Items from a data source
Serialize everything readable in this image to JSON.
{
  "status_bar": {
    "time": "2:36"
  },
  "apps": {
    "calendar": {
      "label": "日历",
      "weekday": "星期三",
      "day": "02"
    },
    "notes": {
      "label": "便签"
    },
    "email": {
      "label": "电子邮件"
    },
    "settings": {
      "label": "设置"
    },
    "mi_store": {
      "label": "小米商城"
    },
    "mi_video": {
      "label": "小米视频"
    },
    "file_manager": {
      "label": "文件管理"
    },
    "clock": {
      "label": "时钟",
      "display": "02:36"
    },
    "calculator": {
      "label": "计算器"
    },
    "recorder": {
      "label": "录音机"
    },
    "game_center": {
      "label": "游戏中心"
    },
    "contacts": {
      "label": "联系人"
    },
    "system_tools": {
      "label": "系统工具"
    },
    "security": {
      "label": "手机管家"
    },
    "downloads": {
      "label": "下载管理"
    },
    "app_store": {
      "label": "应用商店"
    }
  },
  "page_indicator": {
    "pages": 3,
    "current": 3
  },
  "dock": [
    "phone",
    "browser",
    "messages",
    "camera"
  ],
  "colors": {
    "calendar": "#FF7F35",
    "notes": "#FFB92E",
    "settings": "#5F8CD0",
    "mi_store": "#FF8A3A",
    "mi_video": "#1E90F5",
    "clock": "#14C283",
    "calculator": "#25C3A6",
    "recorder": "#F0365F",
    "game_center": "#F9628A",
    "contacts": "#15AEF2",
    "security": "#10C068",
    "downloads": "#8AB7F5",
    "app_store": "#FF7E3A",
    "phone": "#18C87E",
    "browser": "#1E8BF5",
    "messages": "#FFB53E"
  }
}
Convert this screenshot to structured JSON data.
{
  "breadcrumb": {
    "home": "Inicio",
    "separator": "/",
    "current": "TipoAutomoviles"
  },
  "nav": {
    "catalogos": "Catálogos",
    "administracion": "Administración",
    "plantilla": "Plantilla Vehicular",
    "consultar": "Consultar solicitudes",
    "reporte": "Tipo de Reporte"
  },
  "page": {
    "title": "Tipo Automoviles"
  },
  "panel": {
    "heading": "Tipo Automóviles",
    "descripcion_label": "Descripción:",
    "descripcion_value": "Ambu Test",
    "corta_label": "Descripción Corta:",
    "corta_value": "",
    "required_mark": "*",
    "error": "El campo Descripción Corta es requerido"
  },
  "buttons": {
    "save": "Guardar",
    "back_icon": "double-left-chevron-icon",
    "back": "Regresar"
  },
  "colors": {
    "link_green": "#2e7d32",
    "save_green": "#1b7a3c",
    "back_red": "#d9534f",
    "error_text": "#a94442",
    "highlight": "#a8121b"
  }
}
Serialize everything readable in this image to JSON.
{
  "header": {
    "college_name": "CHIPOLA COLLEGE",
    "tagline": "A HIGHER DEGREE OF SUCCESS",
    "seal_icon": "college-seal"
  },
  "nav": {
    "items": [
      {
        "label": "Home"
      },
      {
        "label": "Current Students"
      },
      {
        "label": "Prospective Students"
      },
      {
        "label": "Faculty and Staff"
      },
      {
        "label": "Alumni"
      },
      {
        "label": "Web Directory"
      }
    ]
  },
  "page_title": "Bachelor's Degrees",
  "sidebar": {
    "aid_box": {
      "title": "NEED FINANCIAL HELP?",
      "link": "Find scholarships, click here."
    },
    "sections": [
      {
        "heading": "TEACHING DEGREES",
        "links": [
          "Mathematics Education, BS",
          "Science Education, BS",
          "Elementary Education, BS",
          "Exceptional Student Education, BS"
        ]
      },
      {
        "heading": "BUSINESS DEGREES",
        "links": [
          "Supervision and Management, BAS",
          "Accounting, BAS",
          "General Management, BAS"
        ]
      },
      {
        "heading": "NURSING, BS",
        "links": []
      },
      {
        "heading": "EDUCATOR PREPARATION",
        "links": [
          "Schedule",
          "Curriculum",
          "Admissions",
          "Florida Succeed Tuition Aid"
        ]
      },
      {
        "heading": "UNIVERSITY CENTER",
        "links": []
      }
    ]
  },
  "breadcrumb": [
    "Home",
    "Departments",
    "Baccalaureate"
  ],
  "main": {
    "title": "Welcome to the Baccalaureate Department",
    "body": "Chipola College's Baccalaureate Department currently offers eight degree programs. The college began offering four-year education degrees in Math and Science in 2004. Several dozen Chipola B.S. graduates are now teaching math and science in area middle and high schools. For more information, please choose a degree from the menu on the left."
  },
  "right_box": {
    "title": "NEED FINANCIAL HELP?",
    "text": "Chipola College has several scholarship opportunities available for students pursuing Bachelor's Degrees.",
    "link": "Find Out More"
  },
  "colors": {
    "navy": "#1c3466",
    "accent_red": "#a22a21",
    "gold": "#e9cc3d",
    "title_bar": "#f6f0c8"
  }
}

(Problem requirements):
Copy out the lines that hold "Management".

(Result for this task):
          "Supervision and Management, BAS",
          "General Management, BAS"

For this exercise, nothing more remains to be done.